- Dataset records
[start]

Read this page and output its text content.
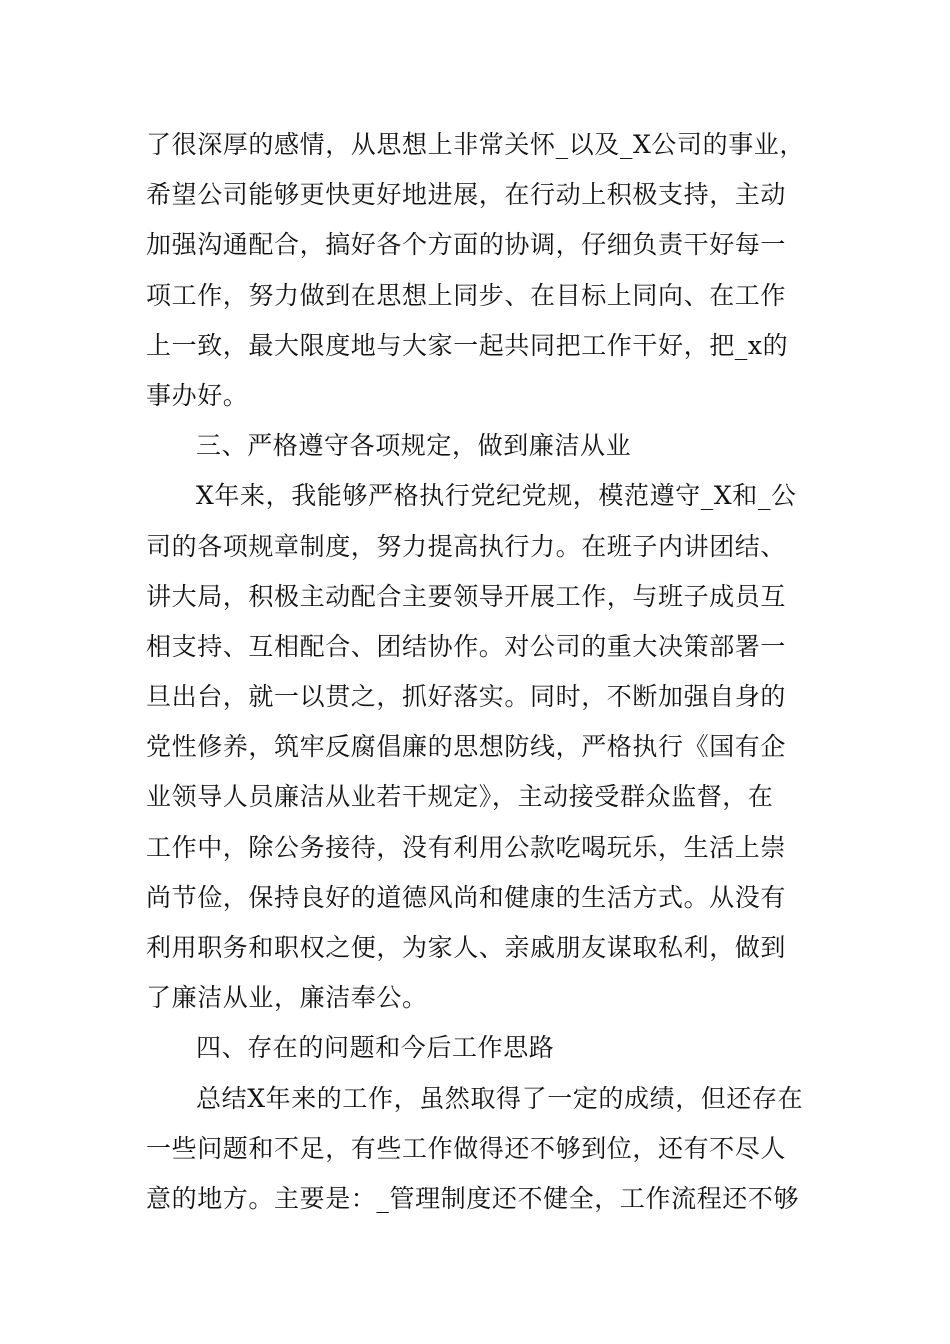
了很深厚的感情，从思想上非常关怀_以及_X公司的事业，
希望公司能够更快更好地进展，在行动上积极支持，主动
加强沟通配合，搞好各个方面的协调，仔细负责干好每一
项工作，努力做到在思想上同步、在目标上同向、在工作
上一致，最大限度地与大家一起共同把工作干好，把_x的
事办好。
三、严格遵守各项规定，做到廉洁从业
X年来，我能够严格执行党纪党规，模范遵守_X和_公
司的各项规章制度，努力提高执行力。在班子内讲团结、
讲大局，积极主动配合主要领导开展工作，与班子成员互
相支持、互相配合、团结协作。对公司的重大决策部署一
旦出台，就一以贯之，抓好落实。同时，不断加强自身的
党性修养，筑牢反腐倡廉的思想防线，严格执行《国有企
业领导人员廉洁从业若干规定》，主动接受群众监督，在
工作中，除公务接待，没有利用公款吃喝玩乐，生活上崇
尚节俭，保持良好的道德风尚和健康的生活方式。从没有
利用职务和职权之便，为家人、亲戚朋友谋取私利，做到
了廉洁从业，廉洁奉公。
四、存在的问题和今后工作思路
总结X年来的工作，虽然取得了一定的成绩，但还存在
一些问题和不足，有些工作做得还不够到位，还有不尽人
意的地方。主要是：_管理制度还不健全，工作流程还不够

[end]

Can the entries above be repeated exactly, without their pictures?

- Final result
Read this page and output its text content.
了很深厚的感情，从思想上非常关怀_以及_X公司的事业，
希望公司能够更快更好地进展，在行动上积极支持，主动
加强沟通配合，搞好各个方面的协调，仔细负责干好每一
项工作，努力做到在思想上同步、在目标上同向、在工作
上一致，最大限度地与大家一起共同把工作干好，把_x的
事办好。
三、严格遵守各项规定，做到廉洁从业
X年来，我能够严格执行党纪党规，模范遵守_X和_公
司的各项规章制度，努力提高执行力。在班子内讲团结、
讲大局，积极主动配合主要领导开展工作，与班子成员互
相支持、互相配合、团结协作。对公司的重大决策部署一
旦出台，就一以贯之，抓好落实。同时，不断加强自身的
党性修养，筑牢反腐倡廉的思想防线，严格执行《国有企
业领导人员廉洁从业若干规定》，主动接受群众监督，在
工作中，除公务接待，没有利用公款吃喝玩乐，生活上崇
尚节俭，保持良好的道德风尚和健康的生活方式。从没有
利用职务和职权之便，为家人、亲戚朋友谋取私利，做到
了廉洁从业，廉洁奉公。
四、存在的问题和今后工作思路
总结X年来的工作，虽然取得了一定的成绩，但还存在
一些问题和不足，有些工作做得还不够到位，还有不尽人
意的地方。主要是：_管理制度还不健全，工作流程还不够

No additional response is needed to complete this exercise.